**AIM OF THE TASK:**
Every line with the string "JSON" should be gathered.

Items listed in a dataset
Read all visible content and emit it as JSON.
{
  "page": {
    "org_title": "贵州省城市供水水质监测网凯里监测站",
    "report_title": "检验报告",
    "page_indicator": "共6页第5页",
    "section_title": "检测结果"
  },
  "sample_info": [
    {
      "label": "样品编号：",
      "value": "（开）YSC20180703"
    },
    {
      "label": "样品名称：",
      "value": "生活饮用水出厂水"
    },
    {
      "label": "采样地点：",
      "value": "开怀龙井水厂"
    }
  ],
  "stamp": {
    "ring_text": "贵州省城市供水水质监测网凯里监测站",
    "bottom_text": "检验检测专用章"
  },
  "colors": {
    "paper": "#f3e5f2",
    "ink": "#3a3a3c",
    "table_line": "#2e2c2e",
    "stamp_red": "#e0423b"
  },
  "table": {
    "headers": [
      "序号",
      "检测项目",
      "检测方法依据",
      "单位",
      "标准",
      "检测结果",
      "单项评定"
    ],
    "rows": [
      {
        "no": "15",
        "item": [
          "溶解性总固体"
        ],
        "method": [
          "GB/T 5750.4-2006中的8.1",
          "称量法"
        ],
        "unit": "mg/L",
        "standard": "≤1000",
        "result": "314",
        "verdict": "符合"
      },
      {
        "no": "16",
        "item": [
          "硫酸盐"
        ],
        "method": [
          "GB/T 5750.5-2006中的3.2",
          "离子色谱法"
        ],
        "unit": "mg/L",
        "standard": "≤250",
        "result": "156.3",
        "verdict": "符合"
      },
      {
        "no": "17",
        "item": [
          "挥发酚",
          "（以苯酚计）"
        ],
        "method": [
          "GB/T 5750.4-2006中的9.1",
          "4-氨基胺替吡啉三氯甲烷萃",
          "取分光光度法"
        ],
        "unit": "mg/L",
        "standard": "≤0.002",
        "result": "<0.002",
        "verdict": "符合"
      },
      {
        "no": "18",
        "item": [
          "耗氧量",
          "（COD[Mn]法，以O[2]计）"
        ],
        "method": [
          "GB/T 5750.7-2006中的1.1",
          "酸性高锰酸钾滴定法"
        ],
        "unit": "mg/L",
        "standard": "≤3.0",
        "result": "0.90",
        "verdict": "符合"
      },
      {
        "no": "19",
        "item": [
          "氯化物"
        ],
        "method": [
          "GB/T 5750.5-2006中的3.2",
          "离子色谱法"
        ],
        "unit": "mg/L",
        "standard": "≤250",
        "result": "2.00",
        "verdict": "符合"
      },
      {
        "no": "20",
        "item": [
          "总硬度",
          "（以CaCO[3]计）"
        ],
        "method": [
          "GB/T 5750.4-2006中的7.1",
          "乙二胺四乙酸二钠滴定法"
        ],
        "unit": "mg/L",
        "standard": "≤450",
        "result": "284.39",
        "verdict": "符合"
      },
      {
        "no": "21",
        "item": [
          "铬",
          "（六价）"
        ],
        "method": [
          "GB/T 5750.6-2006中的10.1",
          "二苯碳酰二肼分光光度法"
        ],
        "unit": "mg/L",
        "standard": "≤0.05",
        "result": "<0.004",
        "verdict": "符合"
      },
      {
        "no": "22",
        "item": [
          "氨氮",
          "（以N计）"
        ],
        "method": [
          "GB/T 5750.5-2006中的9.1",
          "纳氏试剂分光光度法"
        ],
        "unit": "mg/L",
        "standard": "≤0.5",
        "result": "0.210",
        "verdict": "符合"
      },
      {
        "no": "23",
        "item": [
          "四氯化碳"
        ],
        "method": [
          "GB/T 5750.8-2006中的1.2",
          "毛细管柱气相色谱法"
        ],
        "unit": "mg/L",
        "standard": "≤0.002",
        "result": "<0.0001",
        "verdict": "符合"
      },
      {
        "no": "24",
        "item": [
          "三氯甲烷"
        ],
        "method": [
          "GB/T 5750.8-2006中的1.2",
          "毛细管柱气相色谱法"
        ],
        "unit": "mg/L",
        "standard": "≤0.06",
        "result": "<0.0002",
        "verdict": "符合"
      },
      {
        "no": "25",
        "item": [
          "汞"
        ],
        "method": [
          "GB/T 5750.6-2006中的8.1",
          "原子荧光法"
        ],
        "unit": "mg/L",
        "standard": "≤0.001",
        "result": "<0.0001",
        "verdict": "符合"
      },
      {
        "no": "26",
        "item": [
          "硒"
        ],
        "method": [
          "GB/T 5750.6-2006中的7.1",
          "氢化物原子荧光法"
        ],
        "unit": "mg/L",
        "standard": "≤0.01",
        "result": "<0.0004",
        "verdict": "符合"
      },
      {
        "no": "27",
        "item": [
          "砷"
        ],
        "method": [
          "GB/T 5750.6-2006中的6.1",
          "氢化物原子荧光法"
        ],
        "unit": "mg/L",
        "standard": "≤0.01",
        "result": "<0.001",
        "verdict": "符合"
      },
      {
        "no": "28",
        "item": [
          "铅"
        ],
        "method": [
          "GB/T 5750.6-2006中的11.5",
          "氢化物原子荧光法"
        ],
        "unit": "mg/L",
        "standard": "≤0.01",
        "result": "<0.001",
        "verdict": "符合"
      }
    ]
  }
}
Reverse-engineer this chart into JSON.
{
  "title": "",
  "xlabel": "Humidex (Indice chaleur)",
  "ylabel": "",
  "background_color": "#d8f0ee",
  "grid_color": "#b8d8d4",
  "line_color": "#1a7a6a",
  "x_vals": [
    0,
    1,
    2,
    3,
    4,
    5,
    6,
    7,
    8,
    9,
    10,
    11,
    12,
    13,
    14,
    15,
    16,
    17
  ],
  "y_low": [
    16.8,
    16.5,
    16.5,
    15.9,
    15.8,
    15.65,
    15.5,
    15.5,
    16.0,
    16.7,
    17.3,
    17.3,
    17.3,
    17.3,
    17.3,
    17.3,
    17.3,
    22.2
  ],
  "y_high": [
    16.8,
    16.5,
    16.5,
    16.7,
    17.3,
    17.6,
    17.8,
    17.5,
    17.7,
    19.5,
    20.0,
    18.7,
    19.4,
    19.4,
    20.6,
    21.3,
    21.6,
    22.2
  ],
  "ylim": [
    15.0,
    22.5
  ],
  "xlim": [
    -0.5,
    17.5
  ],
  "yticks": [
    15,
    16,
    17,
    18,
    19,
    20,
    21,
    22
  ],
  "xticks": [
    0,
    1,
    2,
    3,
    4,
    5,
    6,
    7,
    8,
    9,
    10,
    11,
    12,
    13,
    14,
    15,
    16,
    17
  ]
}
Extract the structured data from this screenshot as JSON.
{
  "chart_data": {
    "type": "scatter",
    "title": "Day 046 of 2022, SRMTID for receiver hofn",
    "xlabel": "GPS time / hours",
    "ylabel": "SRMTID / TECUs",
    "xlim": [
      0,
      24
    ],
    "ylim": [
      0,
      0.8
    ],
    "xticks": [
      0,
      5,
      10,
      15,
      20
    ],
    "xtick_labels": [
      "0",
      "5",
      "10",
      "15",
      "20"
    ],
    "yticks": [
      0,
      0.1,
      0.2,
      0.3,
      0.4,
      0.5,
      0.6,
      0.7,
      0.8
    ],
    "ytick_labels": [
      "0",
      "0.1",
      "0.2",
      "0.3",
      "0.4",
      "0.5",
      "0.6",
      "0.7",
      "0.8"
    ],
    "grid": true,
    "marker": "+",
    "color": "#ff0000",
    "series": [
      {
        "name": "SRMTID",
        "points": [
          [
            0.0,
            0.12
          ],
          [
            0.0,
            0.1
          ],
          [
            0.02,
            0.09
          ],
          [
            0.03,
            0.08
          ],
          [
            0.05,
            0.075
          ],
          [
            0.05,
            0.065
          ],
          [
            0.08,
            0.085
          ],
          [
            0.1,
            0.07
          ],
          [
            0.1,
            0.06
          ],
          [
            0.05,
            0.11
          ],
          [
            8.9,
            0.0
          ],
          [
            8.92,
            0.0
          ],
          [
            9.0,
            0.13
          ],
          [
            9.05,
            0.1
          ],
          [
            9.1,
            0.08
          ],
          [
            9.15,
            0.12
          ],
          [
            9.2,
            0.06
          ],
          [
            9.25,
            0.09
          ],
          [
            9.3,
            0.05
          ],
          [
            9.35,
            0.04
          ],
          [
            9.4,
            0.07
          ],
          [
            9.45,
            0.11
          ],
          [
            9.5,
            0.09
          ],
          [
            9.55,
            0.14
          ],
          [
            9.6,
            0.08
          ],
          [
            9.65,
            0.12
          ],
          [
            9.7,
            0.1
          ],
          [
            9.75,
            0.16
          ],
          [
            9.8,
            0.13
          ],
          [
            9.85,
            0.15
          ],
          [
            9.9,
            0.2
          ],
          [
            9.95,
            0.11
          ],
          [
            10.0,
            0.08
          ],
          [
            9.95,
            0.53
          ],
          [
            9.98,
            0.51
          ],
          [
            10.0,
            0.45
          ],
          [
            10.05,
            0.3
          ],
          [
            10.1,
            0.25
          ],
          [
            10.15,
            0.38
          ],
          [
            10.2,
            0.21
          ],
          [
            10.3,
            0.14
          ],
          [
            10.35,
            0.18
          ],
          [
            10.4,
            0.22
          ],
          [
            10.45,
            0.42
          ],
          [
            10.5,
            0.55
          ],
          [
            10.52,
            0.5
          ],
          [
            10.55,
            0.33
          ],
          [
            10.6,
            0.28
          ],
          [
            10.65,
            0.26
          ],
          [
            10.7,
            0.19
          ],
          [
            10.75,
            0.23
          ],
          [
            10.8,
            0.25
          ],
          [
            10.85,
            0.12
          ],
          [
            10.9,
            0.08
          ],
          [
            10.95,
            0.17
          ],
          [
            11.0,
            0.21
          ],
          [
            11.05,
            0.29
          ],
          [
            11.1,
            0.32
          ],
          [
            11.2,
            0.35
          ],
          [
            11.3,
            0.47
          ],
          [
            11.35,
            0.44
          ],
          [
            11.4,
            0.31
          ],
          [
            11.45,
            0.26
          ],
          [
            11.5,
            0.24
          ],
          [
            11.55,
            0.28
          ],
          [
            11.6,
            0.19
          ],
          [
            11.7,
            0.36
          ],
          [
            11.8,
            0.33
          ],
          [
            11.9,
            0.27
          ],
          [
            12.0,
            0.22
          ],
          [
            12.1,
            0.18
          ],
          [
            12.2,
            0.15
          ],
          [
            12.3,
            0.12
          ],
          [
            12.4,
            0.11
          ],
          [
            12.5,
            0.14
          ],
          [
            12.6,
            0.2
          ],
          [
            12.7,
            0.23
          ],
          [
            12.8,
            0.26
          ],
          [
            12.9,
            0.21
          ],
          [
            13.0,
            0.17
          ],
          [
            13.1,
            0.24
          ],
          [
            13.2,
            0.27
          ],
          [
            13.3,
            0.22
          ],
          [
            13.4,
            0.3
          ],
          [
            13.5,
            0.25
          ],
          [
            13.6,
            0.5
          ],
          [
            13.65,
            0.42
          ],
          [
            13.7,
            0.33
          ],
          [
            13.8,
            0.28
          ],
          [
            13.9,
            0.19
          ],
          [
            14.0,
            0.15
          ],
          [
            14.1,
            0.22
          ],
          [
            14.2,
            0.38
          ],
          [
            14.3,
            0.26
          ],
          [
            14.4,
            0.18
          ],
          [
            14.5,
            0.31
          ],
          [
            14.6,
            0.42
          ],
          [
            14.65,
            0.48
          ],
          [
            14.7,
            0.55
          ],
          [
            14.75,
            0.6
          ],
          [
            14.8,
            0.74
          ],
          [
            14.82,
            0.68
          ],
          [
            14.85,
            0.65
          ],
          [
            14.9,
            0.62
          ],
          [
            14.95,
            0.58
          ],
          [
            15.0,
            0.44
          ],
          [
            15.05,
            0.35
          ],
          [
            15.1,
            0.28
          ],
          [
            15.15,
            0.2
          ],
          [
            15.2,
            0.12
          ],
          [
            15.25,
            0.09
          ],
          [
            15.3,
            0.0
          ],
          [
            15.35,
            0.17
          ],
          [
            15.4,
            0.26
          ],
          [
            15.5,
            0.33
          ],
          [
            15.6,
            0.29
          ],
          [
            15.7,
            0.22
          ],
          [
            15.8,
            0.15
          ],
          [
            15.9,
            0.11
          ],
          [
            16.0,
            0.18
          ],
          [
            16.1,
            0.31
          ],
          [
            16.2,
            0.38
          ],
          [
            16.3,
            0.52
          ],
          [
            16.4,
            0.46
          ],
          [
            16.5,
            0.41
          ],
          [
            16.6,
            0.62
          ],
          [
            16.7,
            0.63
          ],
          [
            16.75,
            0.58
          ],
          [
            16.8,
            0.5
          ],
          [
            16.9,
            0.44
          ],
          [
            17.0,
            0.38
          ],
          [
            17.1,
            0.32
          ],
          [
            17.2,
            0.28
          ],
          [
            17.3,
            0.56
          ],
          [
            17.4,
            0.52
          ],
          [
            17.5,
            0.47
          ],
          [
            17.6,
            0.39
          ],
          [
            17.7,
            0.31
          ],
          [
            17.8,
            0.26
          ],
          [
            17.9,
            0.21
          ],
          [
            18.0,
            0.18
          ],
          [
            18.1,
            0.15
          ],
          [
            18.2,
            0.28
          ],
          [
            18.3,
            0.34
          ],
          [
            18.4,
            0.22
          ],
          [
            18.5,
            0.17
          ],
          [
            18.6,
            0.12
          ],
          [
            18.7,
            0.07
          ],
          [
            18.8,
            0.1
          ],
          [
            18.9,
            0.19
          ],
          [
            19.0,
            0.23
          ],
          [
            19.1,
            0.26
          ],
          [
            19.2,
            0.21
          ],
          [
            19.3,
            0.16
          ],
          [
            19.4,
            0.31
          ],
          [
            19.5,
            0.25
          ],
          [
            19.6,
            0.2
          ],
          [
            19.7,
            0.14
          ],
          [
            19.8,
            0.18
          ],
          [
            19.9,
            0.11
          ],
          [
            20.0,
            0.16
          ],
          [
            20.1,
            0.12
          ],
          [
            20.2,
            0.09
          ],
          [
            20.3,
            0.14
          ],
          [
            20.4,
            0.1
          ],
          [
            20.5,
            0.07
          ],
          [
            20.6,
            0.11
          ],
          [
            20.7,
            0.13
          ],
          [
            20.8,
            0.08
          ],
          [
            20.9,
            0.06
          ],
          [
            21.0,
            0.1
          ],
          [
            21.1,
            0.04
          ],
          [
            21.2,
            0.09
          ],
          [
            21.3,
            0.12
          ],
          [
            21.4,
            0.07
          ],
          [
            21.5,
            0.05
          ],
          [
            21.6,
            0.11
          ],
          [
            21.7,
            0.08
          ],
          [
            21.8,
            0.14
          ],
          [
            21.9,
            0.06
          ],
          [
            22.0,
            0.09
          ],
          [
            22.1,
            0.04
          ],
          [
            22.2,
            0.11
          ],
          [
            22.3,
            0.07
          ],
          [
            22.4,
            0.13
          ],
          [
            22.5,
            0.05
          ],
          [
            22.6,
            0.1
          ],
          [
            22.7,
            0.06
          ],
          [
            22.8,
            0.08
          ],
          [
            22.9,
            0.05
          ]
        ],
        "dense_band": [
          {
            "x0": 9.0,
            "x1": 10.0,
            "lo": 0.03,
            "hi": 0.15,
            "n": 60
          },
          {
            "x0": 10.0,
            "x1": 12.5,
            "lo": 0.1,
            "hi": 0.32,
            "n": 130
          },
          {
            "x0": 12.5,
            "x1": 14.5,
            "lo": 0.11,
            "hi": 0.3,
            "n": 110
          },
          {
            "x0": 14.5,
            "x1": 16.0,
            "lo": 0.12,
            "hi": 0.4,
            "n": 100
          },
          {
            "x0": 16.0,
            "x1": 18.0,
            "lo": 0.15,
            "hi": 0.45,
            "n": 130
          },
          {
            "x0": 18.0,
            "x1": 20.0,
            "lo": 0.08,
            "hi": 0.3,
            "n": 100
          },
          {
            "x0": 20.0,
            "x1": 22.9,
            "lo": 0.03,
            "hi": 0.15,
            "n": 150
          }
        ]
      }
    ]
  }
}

**SOLUTION FOR THIS TASK:**
Read all visible content and emit it as JSON.
Reverse-engineer this chart into JSON.
Extract the structured data from this screenshot as JSON.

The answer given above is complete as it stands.